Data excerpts
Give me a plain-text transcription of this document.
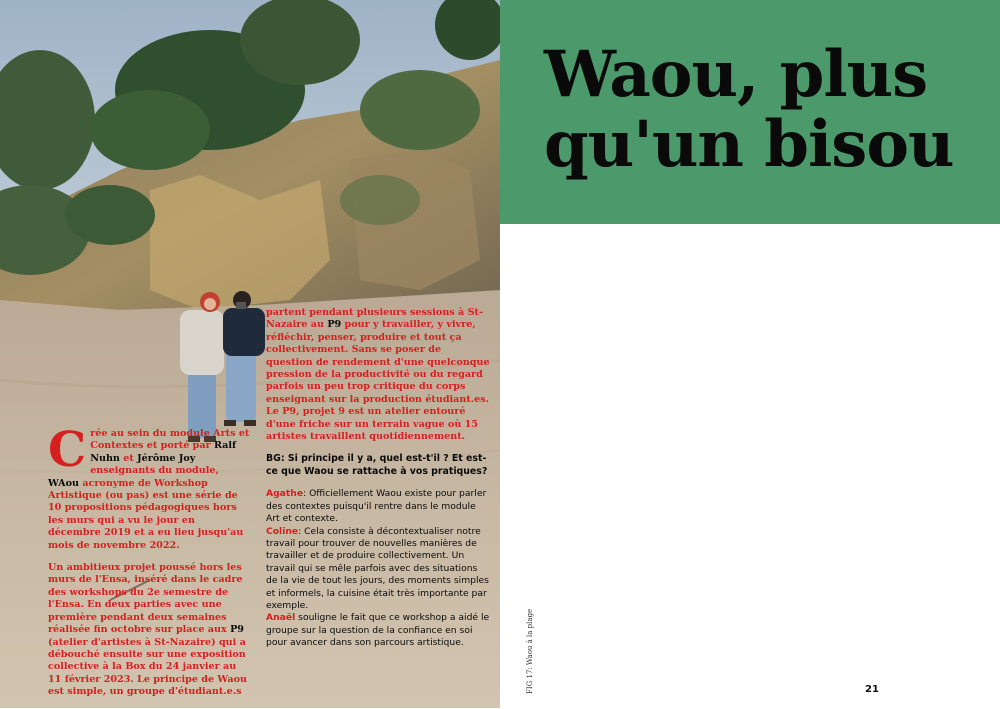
Waou, plus
qu'un bisou

Crée au sein du module Arts et Contextes et porté par Ralf Nuhn et Jérôme Joy enseignants du module, WAou acronyme de Workshop Artistique (ou pas) est une série de 10 propositions pédagogiques hors les murs qui a vu le jour en décembre 2019 et a eu lieu jusqu'au mois de novembre 2022.

Un ambitieux projet poussé hors les murs de l'Ensa, inséré dans le cadre des workshops du 2e semestre de l'Ensa. En deux parties avec une première pendant deux semaines réalisée fin octobre sur place aux P9 (atelier d'artistes à St-Nazaire) qui a débouché ensuite sur une exposition collective à la Box du 24 janvier au 11 février 2023. Le principe de Waou est simple, un groupe d'étudiant.e.s

partent pendant plusieurs sessions à St-Nazaire au P9 pour y travailler, y vivre, réfléchir, penser, produire et tout ça collectivement. Sans se poser de question de rendement d'une quelconque pression de la productivité ou du regard parfois un peu trop critique du corps enseignant sur la production étudiant.es. Le P9, projet 9 est un atelier entouré d'une friche sur un terrain vague où 15 artistes travaillent quotidiennement.

BG: Si principe il y a, quel est-t'il ? Et est-ce que Waou se rattache à vos pratiques?

Agathe: Officiellement Waou existe pour parler des contextes puisqu'il rentre dans le module Art et contexte.

Coline: Cela consiste à décontextualiser notre travail pour trouver de nouvelles manières de travailler et de produire collectivement. Un travail qui se mêle parfois avec des situations de la vie de tout les jours, des moments simples et informels, la cuisine était très importante par exemple.

Anaël souligne le fait que ce workshop a aidé le groupe sur la question de la confiance en soi pour avancer dans son parcours artistique.	FIG 17: Waou à la plage	21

* _Aim of the task_:
Locate the word "étudiant" in the records and collect each line it appears in.

* _Result of this exercise_:
Un ambitieux projet poussé hors les murs de l'Ensa, inséré dans le cadre des workshops du 2e semestre de l'Ensa. En deux parties avec une première pendant deux semaines réalisée fin octobre sur place aux P9 (atelier d'artistes à St-Nazaire) qui a débouché ensuite sur une exposition collective à la Box du 24 janvier au 11 février 2023. Le principe de Waou est simple, un groupe d'étudiant.e.s
partent pendant plusieurs sessions à St-Nazaire au P9 pour y travailler, y vivre, réfléchir, penser, produire et tout ça collectivement. Sans se poser de question de rendement d'une quelconque pression de la productivité ou du regard parfois un peu trop critique du corps enseignant sur la production étudiant.es. Le P9, projet 9 est un atelier entouré d'une friche sur un terrain vague où 15 artistes travaillent quotidiennement.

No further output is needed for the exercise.